[Collection entries]
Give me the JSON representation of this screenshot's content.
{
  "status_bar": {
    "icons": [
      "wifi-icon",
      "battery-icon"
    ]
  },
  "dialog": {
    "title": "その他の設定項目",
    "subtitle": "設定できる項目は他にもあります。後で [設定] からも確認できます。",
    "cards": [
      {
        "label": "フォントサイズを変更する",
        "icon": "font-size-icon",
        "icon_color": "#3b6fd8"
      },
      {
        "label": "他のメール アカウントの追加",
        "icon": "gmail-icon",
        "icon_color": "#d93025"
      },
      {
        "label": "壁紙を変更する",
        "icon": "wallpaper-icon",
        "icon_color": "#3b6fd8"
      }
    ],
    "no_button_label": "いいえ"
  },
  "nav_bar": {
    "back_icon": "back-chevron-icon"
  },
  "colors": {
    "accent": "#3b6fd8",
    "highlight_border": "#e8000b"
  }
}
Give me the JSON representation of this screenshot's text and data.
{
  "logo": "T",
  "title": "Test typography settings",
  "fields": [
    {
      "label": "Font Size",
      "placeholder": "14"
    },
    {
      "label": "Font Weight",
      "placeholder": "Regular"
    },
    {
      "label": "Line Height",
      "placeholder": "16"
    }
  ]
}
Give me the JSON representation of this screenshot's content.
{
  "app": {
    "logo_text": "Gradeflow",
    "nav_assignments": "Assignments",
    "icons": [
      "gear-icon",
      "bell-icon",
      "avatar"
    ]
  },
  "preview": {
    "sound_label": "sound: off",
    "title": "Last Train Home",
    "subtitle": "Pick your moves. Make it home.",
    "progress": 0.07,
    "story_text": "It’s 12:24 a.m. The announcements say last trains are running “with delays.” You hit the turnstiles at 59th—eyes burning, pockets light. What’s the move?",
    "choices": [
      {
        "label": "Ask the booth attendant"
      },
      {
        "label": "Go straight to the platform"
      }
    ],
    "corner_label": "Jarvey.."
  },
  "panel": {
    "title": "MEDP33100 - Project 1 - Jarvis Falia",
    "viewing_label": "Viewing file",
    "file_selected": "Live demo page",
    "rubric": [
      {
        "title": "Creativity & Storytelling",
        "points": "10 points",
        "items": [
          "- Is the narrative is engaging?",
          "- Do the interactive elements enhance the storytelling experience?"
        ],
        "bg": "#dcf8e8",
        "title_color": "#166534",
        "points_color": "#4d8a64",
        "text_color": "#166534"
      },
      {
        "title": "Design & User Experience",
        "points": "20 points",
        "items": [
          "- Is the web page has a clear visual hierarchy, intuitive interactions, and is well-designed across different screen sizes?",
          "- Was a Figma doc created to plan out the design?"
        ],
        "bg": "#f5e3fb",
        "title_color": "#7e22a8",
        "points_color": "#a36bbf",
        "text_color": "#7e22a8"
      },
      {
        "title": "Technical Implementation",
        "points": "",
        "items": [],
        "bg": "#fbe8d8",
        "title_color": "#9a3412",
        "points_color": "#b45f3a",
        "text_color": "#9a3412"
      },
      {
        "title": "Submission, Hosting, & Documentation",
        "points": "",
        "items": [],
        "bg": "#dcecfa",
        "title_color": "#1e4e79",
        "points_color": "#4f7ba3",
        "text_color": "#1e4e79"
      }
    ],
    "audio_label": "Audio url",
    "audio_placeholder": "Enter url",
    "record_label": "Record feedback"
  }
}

AIM →
Emit the records above again, exactly, with no line skipped.

TASK SOLUTION →
Give me the JSON representation of this screenshot's content.
{
  "status_bar": {
    "icons": [
      "wifi-icon",
      "battery-icon"
    ]
  },
  "dialog": {
    "title": "その他の設定項目",
    "subtitle": "設定できる項目は他にもあります。後で [設定] からも確認できます。",
    "cards": [
      {
        "label": "フォントサイズを変更する",
        "icon": "font-size-icon",
        "icon_color": "#3b6fd8"
      },
      {
        "label": "他のメール アカウントの追加",
        "icon": "gmail-icon",
        "icon_color": "#d93025"
      },
      {
        "label": "壁紙を変更する",
        "icon": "wallpaper-icon",
        "icon_color": "#3b6fd8"
      }
    ],
    "no_button_label": "いいえ"
  },
  "nav_bar": {
    "back_icon": "back-chevron-icon"
  },
  "colors": {
    "accent": "#3b6fd8",
    "highlight_border": "#e8000b"
  }
}
Give me the JSON representation of this screenshot's text and data.
{
  "logo": "T",
  "title": "Test typography settings",
  "fields": [
    {
      "label": "Font Size",
      "placeholder": "14"
    },
    {
      "label": "Font Weight",
      "placeholder": "Regular"
    },
    {
      "label": "Line Height",
      "placeholder": "16"
    }
  ]
}
Give me the JSON representation of this screenshot's content.
{
  "app": {
    "logo_text": "Gradeflow",
    "nav_assignments": "Assignments",
    "icons": [
      "gear-icon",
      "bell-icon",
      "avatar"
    ]
  },
  "preview": {
    "sound_label": "sound: off",
    "title": "Last Train Home",
    "subtitle": "Pick your moves. Make it home.",
    "progress": 0.07,
    "story_text": "It’s 12:24 a.m. The announcements say last trains are running “with delays.” You hit the turnstiles at 59th—eyes burning, pockets light. What’s the move?",
    "choices": [
      {
        "label": "Ask the booth attendant"
      },
      {
        "label": "Go straight to the platform"
      }
    ],
    "corner_label": "Jarvey.."
  },
  "panel": {
    "title": "MEDP33100 - Project 1 - Jarvis Falia",
    "viewing_label": "Viewing file",
    "file_selected": "Live demo page",
    "rubric": [
      {
        "title": "Creativity & Storytelling",
        "points": "10 points",
        "items": [
          "- Is the narrative is engaging?",
          "- Do the interactive elements enhance the storytelling experience?"
        ],
        "bg": "#dcf8e8",
        "title_color": "#166534",
        "points_color": "#4d8a64",
        "text_color": "#166534"
      },
      {
        "title": "Design & User Experience",
        "points": "20 points",
        "items": [
          "- Is the web page has a clear visual hierarchy, intuitive interactions, and is well-designed across different screen sizes?",
          "- Was a Figma doc created to plan out the design?"
        ],
        "bg": "#f5e3fb",
        "title_color": "#7e22a8",
        "points_color": "#a36bbf",
        "text_color": "#7e22a8"
      },
      {
        "title": "Technical Implementation",
        "points": "",
        "items": [],
        "bg": "#fbe8d8",
        "title_color": "#9a3412",
        "points_color": "#b45f3a",
        "text_color": "#9a3412"
      },
      {
        "title": "Submission, Hosting, & Documentation",
        "points": "",
        "items": [],
        "bg": "#dcecfa",
        "title_color": "#1e4e79",
        "points_color": "#4f7ba3",
        "text_color": "#1e4e79"
      }
    ],
    "audio_label": "Audio url",
    "audio_placeholder": "Enter url",
    "record_label": "Record feedback"
  }
}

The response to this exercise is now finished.